───── RECORDS TO USE

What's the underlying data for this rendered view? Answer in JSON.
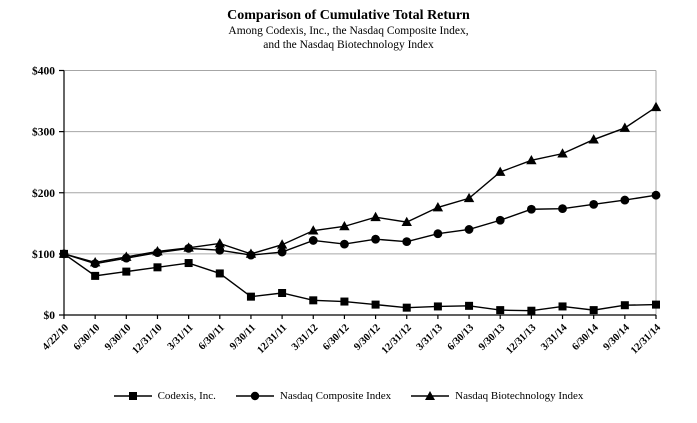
{
  "chart_data": {
    "type": "line",
    "title": "Comparison of Cumulative Total Return",
    "subtitle1": "Among Codexis, Inc., the Nasdaq Composite Index,",
    "subtitle2": "and the Nasdaq Biotechnology Index",
    "categories": [
      "4/22/10",
      "6/30/10",
      "9/30/10",
      "12/31/10",
      "3/31/11",
      "6/30/11",
      "9/30/11",
      "12/31/11",
      "3/31/12",
      "6/30/12",
      "9/30/12",
      "12/31/12",
      "3/31/13",
      "6/30/13",
      "9/30/13",
      "12/31/13",
      "3/31/14",
      "6/30/14",
      "9/30/14",
      "12/31/14"
    ],
    "series": [
      {
        "name": "Codexis, Inc.",
        "marker": "square",
        "color": "#000000",
        "values": [
          100,
          64,
          71,
          78,
          85,
          68,
          30,
          36,
          24,
          22,
          17,
          12,
          14,
          15,
          8,
          7,
          14,
          8,
          16,
          17
        ]
      },
      {
        "name": "Nasdaq Composite Index",
        "marker": "circle",
        "color": "#000000",
        "values": [
          100,
          84,
          93,
          102,
          109,
          106,
          98,
          103,
          122,
          116,
          124,
          120,
          133,
          140,
          155,
          173,
          174,
          181,
          188,
          196
        ]
      },
      {
        "name": "Nasdaq Biotechnology Index",
        "marker": "triangle",
        "color": "#000000",
        "values": [
          100,
          86,
          95,
          104,
          110,
          117,
          100,
          115,
          138,
          145,
          160,
          152,
          176,
          191,
          234,
          253,
          264,
          287,
          306,
          340
        ]
      }
    ],
    "y_axis": {
      "min": 0,
      "max": 400,
      "ticks": [
        {
          "label": "$400",
          "value": 400
        },
        {
          "label": "$300",
          "value": 300
        },
        {
          "label": "$200",
          "value": 200
        },
        {
          "label": "$100",
          "value": 100
        },
        {
          "label": "$0",
          "value": 0
        }
      ]
    },
    "grid_on": true,
    "legend_position": "bottom",
    "colors": {
      "line": "#000000",
      "grid": "#a6a6a6",
      "axis": "#000000",
      "text": "#000000"
    }
  }
}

──────────

> **DO THIS**: Only the number should be given: how many lines of the data contain the word "name"?

> **TASK ANSWER**: 3